• Cosa fare
Riprendi l'articolo su Adriano Tilgher e prosegui il testo dopo l'ultima frase riportata.
---- Estratto della pagina
Massimo Campigli, "Scuola di danza", 1941 (l'anno in cui si interrompe il "Diario politico": Adriano Tilgher muore all'inizio di novembre, a 54 anni

Lezione di libertà in un'Italia cieca e disperata

Claudio Giunta

Il "Diario politico" evoca "l'epoca maledetta del nazionalismo", la catastrofe delle democrazie parlamentari e le virtù del liberalismo. L’attualità di Adriano Tilgher

Nelle storie del pensiero liberale italiano del Novecento Adriano Tilgher è praticamente ignorato. In realtà, poco meno che ignorato Tilgher è nella storia del pensiero italiano tout court, per ragioni che non è qui il luogo per approfondire ma tra le quali ha certamente contato il suo atteggiamento nei confronti del fascismo, un atteggiamento che si è giudicato non abbastanza fermo. “Purtroppo il Tilgher – ha scritto Eugenio Garin nelle Cronache di filosofia italiana – non si limitò a rovesciare malamente la prospettiva crociana nella dialettica storia-antistoria, attribuendo ogni valore vitale all’antistoria, ma [recensendo la Storia d’Italia dal 1871 al 1915 di Croce] trovò il modo di fare in sordina la sua brava apologia del fascismo”.

  

Poco meno che ignorato nella storia del pensiero italiano per il suo atteggiamento verso il fascismo, giudicato non abbastanza fermo 

Ora, a parte ricordare il fatto ovvio che a mostrare fermezza contro il fascismo trionfante degli anni Venti e Trenta furono in pochi, pochissimi anzi tra coloro che rimasero in patria, conviene distinguere guardando alle date e alle circostanze. Dopo l’assassinio di Matteotti, Tilgher aderisce all’Unione Nazionale di Amendola, e sul Mondo di Amendola scrive di politica e cura, fino alla soppressione del quotidiano nel 1926, la critica teatrale, finendo vittima anche lui come altri collaboratori di aggressioni squadriste. Nel maggio del 1925 firma il manifesto degli intellettuali antifascisti di Croce, e nello stesso anno pubblica un furioso attacco contro Giovanni Gentile, lo Spaccio del bestione trionfante. Nel saggio, Tilgher descrive se stesso come un membro della “povera gente dell’Opposizione, perseguitata dalla censura e dai sequestri”. Fino a quella data, insomma, non c’è nulla nell’atteggiamento di Tilgher che lo dichiari come un fiancheggiatore del regime, al contrario.Le cose cambiano nell’aprile del 1928, quando, recensendo appunto sulla Stampa la Storia d’Italia di Croce, Tilgher osserva che Croce non ha ben afferrato la necessità storica del fascismo, necessità che deriva dall’emersione, all’indomani della guerra, di quell’anima romantica, irrazionalistica, attivistica che era rimasta sopita nel primo mezzo secolo della storia italiana.
--------
---- Voci fornite
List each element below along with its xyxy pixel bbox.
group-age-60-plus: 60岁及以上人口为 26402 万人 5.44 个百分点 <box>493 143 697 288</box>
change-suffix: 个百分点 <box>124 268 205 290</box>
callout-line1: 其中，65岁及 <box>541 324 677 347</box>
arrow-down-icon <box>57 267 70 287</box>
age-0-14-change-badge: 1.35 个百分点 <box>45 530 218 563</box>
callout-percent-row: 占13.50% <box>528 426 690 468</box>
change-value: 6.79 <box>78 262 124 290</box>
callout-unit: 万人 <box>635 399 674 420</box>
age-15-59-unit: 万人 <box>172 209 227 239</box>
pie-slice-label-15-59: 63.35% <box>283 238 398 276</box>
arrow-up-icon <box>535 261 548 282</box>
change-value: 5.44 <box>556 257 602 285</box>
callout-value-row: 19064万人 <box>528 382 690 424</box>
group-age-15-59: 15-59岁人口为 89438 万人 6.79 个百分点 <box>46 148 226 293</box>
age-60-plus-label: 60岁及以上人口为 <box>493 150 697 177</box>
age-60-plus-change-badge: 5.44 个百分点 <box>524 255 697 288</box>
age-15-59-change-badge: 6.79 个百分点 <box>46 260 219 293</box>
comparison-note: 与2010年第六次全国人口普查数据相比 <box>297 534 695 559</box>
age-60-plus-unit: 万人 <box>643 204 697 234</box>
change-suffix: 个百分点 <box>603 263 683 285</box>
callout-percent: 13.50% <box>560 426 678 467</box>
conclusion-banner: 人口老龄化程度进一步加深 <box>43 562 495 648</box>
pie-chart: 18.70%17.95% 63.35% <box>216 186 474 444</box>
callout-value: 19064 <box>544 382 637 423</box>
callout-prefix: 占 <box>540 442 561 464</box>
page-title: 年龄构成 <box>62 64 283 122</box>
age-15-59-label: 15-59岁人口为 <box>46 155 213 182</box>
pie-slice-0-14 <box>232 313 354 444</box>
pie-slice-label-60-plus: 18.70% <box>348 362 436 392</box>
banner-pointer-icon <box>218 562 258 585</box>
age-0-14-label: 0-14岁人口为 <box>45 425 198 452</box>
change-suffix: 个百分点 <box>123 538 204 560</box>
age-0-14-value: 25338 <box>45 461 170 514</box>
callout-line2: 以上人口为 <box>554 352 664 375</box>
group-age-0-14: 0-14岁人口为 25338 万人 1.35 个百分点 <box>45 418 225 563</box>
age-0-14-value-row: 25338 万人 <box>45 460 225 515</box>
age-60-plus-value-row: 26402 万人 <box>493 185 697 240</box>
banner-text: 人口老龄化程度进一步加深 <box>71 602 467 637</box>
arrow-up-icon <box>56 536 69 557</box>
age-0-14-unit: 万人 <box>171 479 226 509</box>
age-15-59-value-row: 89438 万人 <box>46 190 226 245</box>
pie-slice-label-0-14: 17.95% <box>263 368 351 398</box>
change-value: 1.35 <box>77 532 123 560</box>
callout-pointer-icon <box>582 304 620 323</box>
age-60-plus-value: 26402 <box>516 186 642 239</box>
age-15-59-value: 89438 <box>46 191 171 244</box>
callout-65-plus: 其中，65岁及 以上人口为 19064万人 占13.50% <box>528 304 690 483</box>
--------
• Risultato
  

Come si spiega questa trasformazione? Che cos’è successo tra il maggio del 1925 e l’aprile del 1928? Per rispondere è bene riflettere, più che sulle idee di Tilgher, sulle vicende della sua vita. Tilgher non aveva cattedre, né a scuola né all’università. Aveva lavorato come bibliotecario: per più di un decennio all’Alessandrina di Roma; quindi, nel 1924, alla Nazionale di Roma. Nel 1925 aveva lasciato l’impiego per – scrive la vedova Lidia Tilgher in un opuscolo di ricordi – non meglio precisati “motivi politici e personali”: ma nella vicenda dovette avere un ruolo l’ostilità dell’allora ministro Gentile. Da quel momento, il suo unico introito viene dall’attività di pubblicista. Ma dal 1926 la sua collaborazione ai giornali si dirada. Tilgher, osserva il suo biografo Gian Franco Lami, “viene ridotto al silenzio. Si ritaglia piccoli spazi sul Becco giallo, sull’Italia che scrive, sulla Cultura di Cesare De Lollis, su L’Idealismo Realistico di Vittore Marchi, su Ricerche religiose di Ernesto Bonaiuti”. Non molto, per chi era ormai abituato a una platea nazionale. E – come ha mostrato Rosella Faraone alla luce delle lettere conservate nell’Archivio Tilgher alla Nazionale di Roma – è molto probabile che anche per riguadagnarsi questa platea Tilgher abbia mutato il suo atteggiamento nei confronti del regime.

  

Che cosa realmente Tilgher pensasse della storia e della politica italiana, almeno nel suo ultimo lustro di vita, lo si ricava dal suo Diario politico. L’autografo è formato da circa duecento fogli formato quaderno che contengono annotazioni, pensieri scritti in un arco di tempo che va – quasi ogni pagina è datata ad diem – dal maggio del 1937 all’ottobre del 1941. Annotazioni e pensieri copiati in bella, con pochissime correzioni, sicché è possibile che Tilgher pensasse a una futura pubblicazione. Certo è però che essa non avrebbe potuto avere luogo col fascismo ancora in salute, tanto è esplicita, in quelle carte, la critica all’illiberalismo del regime. Quale che fosse il progetto, Tilgher morì il 3 novembre del 1941, e il Diario venne pubblicato dall’amica ed esecutrice testamentaria Liliana Scalero nel 1946 per il piccolo editore romano Atlantica.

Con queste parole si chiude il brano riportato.